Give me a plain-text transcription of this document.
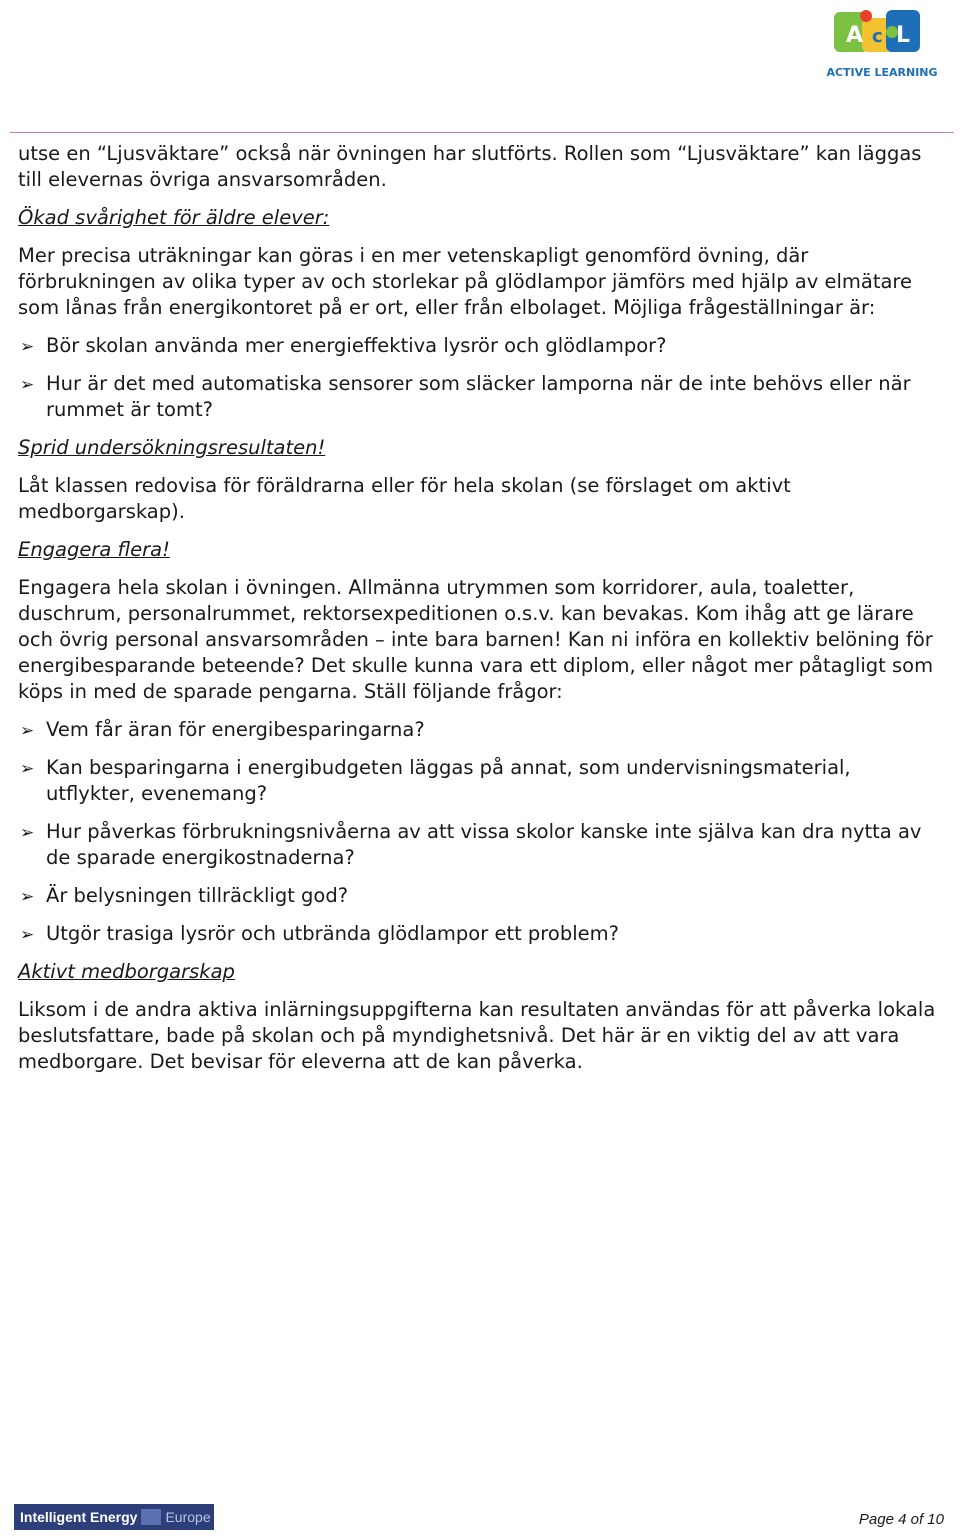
A c L
ACTIVE LEARNING

utse en “Ljusväktare” också när övningen har slutförts. Rollen som “Ljusväktare” kan läggas till elevernas övriga ansvarsområden.

Ökad svårighet för äldre elever:

Mer precisa uträkningar kan göras i en mer vetenskapligt genomförd övning, där förbrukningen av olika typer av och storlekar på glödlampor jämförs med hjälp av elmätare som lånas från energikontoret på er ort, eller från elbolaget. Möjliga frågeställningar är:

➢ Bör skolan använda mer energieffektiva lysrör och glödlampor?
➢ Hur är det med automatiska sensorer som släcker lamporna när de inte behövs eller när rummet är tomt?

Sprid undersökningsresultaten!

Låt klassen redovisa för föräldrarna eller för hela skolan (se förslaget om aktivt medborgarskap).

Engagera flera!

Engagera hela skolan i övningen. Allmänna utrymmen som korridorer, aula, toaletter, duschrum, personalrummet, rektorsexpeditionen o.s.v. kan bevakas. Kom ihåg att ge lärare och övrig personal ansvarsområden – inte bara barnen! Kan ni införa en kollektiv belöning för energibesparande beteende? Det skulle kunna vara ett diplom, eller något mer påtagligt som köps in med de sparade pengarna. Ställ följande frågor:

➢ Vem får äran för energibesparingarna?
➢ Kan besparingarna i energibudgeten läggas på annat, som undervisningsmaterial, utflykter, evenemang?
➢ Hur påverkas förbrukningsnivåerna av att vissa skolor kanske inte själva kan dra nytta av de sparade energikostnaderna?
➢ Är belysningen tillräckligt god?
➢ Utgör trasiga lysrör och utbrända glödlampor ett problem?

Aktivt medborgarskap

Liksom i de andra aktiva inlärningsuppgifterna kan resultaten användas för att påverka lokala beslutsfattare, bade på skolan och på myndighetsnivå. Det här är en viktig del av att vara medborgare. Det bevisar för eleverna att de kan påverka.

Intelligent Energy Europe	Page 4 of 10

- - - - -

Write out every entry again word for word, without any of the pictures.

* **Response to the exercise**
Give me a plain-text transcription of this document.
A c L
ACTIVE LEARNING

utse en “Ljusväktare” också när övningen har slutförts. Rollen som “Ljusväktare” kan läggas till elevernas övriga ansvarsområden.

Ökad svårighet för äldre elever:

Mer precisa uträkningar kan göras i en mer vetenskapligt genomförd övning, där förbrukningen av olika typer av och storlekar på glödlampor jämförs med hjälp av elmätare som lånas från energikontoret på er ort, eller från elbolaget. Möjliga frågeställningar är:

➢ Bör skolan använda mer energieffektiva lysrör och glödlampor?
➢ Hur är det med automatiska sensorer som släcker lamporna när de inte behövs eller när rummet är tomt?

Sprid undersökningsresultaten!

Låt klassen redovisa för föräldrarna eller för hela skolan (se förslaget om aktivt medborgarskap).

Engagera flera!

Engagera hela skolan i övningen. Allmänna utrymmen som korridorer, aula, toaletter, duschrum, personalrummet, rektorsexpeditionen o.s.v. kan bevakas. Kom ihåg att ge lärare och övrig personal ansvarsområden – inte bara barnen! Kan ni införa en kollektiv belöning för energibesparande beteende? Det skulle kunna vara ett diplom, eller något mer påtagligt som köps in med de sparade pengarna. Ställ följande frågor:

➢ Vem får äran för energibesparingarna?
➢ Kan besparingarna i energibudgeten läggas på annat, som undervisningsmaterial, utflykter, evenemang?
➢ Hur påverkas förbrukningsnivåerna av att vissa skolor kanske inte själva kan dra nytta av de sparade energikostnaderna?
➢ Är belysningen tillräckligt god?
➢ Utgör trasiga lysrör och utbrända glödlampor ett problem?

Aktivt medborgarskap

Liksom i de andra aktiva inlärningsuppgifterna kan resultaten användas för att påverka lokala beslutsfattare, bade på skolan och på myndighetsnivå. Det här är en viktig del av att vara medborgare. Det bevisar för eleverna att de kan påverka.

Intelligent Energy Europe	Page 4 of 10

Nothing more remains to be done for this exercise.